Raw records
Start
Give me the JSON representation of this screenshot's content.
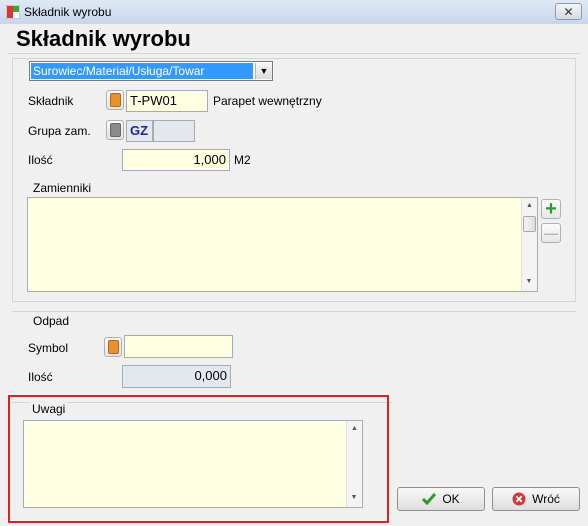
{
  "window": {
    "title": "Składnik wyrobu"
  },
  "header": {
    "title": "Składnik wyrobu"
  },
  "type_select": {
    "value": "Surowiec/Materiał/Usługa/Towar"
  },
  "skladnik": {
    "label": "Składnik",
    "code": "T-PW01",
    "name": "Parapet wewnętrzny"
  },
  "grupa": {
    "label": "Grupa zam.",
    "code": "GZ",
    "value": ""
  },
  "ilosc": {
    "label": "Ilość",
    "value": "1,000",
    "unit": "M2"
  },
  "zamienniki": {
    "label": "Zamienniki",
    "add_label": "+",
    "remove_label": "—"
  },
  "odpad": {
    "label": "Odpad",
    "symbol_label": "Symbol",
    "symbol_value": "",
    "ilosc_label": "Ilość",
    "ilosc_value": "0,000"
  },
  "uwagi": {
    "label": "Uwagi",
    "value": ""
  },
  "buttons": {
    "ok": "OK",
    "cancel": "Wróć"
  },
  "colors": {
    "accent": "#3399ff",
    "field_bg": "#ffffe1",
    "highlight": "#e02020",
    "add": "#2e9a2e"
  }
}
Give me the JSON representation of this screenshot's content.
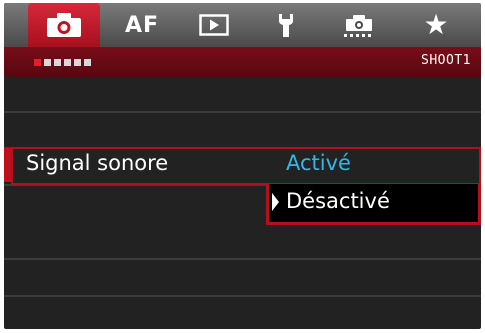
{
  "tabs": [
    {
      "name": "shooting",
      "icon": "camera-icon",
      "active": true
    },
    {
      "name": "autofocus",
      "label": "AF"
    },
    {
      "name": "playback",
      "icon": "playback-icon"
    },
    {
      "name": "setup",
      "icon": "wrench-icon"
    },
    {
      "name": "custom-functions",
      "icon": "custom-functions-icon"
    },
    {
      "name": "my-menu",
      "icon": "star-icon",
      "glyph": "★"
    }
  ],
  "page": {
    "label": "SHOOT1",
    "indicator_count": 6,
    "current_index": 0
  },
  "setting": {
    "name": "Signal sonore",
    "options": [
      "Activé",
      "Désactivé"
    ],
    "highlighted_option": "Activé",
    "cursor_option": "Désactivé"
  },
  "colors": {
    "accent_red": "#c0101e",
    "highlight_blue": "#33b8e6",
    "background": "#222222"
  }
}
End
TASK BRIEF:
Scan the entries above. Copy each line that has the string "icon".

THE RESPONSE:
      "icon": "camera-icon",
      "icon": "playback-icon"
      "icon": "wrench-icon"
      "icon": "custom-functions-icon"
      "icon": "star-icon",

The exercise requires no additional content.